• _REQUIREMENTS_: Filter the entries, keeping every line with the word "label".

===

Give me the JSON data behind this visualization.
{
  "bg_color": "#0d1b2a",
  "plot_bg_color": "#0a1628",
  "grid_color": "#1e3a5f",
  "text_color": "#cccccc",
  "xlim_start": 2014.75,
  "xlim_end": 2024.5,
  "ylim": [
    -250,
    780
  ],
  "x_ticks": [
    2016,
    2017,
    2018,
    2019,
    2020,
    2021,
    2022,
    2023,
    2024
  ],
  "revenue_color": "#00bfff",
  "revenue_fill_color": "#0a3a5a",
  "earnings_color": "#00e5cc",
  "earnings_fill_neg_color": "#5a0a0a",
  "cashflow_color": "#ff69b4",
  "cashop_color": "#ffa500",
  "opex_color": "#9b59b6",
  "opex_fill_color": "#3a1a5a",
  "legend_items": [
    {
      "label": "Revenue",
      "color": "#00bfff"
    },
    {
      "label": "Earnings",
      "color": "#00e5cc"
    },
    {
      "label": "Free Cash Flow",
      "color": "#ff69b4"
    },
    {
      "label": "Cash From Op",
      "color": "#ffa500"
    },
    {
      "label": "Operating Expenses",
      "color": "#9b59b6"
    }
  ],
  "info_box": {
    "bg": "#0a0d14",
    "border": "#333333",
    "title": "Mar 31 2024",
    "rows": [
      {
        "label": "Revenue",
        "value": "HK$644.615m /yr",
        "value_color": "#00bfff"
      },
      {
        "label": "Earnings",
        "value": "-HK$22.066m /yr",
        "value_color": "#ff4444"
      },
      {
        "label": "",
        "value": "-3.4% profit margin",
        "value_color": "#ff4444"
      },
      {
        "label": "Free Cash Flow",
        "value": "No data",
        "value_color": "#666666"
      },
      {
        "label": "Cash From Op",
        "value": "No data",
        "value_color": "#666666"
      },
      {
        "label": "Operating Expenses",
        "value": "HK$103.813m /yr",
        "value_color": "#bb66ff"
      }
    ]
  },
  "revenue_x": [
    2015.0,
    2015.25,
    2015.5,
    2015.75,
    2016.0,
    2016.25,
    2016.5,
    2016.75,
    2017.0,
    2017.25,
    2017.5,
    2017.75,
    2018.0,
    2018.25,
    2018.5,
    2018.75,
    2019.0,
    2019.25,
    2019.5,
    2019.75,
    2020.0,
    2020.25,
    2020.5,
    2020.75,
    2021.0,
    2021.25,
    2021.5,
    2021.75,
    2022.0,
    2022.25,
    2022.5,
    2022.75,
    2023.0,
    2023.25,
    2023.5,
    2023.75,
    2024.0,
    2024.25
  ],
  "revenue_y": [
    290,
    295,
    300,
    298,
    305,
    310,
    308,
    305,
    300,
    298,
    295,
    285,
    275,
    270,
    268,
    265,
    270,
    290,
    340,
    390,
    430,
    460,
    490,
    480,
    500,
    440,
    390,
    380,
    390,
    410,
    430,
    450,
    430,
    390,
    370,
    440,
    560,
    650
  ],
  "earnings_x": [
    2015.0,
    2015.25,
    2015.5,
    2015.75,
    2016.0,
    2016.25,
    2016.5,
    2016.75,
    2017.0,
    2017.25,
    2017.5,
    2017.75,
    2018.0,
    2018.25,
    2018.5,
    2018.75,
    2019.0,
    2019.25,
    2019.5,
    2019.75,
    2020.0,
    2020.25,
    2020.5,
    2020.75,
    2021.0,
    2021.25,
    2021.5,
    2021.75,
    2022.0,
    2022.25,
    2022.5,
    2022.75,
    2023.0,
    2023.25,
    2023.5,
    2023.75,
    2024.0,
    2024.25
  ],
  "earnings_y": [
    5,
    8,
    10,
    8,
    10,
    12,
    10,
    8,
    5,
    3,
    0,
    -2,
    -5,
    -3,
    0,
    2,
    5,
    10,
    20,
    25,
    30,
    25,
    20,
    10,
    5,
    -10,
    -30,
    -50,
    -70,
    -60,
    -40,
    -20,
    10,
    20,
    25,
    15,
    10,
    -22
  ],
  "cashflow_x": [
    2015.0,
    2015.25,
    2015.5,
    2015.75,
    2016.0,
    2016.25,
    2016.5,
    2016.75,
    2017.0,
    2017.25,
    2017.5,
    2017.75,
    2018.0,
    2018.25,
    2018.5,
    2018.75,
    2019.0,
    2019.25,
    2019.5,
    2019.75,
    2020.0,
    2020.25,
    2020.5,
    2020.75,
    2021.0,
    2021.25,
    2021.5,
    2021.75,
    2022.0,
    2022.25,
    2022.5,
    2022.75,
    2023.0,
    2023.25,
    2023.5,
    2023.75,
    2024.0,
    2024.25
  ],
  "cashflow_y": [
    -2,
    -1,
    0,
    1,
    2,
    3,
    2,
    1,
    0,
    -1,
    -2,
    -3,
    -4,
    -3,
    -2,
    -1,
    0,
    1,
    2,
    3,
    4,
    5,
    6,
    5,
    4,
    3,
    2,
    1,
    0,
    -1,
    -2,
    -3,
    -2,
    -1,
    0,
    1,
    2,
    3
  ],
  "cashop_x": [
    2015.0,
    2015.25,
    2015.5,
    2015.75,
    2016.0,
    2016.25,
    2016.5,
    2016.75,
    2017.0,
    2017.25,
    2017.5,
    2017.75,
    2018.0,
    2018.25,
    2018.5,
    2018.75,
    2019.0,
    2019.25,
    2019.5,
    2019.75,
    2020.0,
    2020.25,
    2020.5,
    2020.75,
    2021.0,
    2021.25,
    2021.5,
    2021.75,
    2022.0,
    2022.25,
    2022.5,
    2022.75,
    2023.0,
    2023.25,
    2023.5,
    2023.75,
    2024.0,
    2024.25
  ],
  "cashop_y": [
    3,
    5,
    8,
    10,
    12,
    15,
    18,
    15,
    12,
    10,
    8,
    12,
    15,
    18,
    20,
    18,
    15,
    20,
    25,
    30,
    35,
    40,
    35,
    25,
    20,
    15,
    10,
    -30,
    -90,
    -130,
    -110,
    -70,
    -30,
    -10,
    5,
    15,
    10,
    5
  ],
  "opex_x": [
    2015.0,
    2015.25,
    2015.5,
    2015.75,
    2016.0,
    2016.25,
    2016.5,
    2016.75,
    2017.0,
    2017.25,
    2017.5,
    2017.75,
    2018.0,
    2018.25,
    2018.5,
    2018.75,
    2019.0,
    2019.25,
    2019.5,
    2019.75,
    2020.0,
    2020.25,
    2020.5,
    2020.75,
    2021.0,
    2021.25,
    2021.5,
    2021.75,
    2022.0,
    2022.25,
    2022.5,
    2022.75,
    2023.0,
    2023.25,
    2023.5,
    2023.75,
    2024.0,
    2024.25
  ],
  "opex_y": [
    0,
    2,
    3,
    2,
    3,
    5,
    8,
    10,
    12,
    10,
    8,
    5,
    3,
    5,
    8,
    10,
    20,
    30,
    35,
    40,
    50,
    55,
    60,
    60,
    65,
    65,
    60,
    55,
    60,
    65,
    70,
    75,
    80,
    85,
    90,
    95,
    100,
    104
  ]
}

===

• _THE SOLUTION_:
      "label": "Revenue",
      "label": "Earnings",
      "label": "Free Cash Flow",
      "label": "Cash From Op",
      "label": "Operating Expenses",
        "label": "Revenue",
        "label": "Earnings",
        "label": "",
        "label": "Free Cash Flow",
        "label": "Cash From Op",
        "label": "Operating Expenses",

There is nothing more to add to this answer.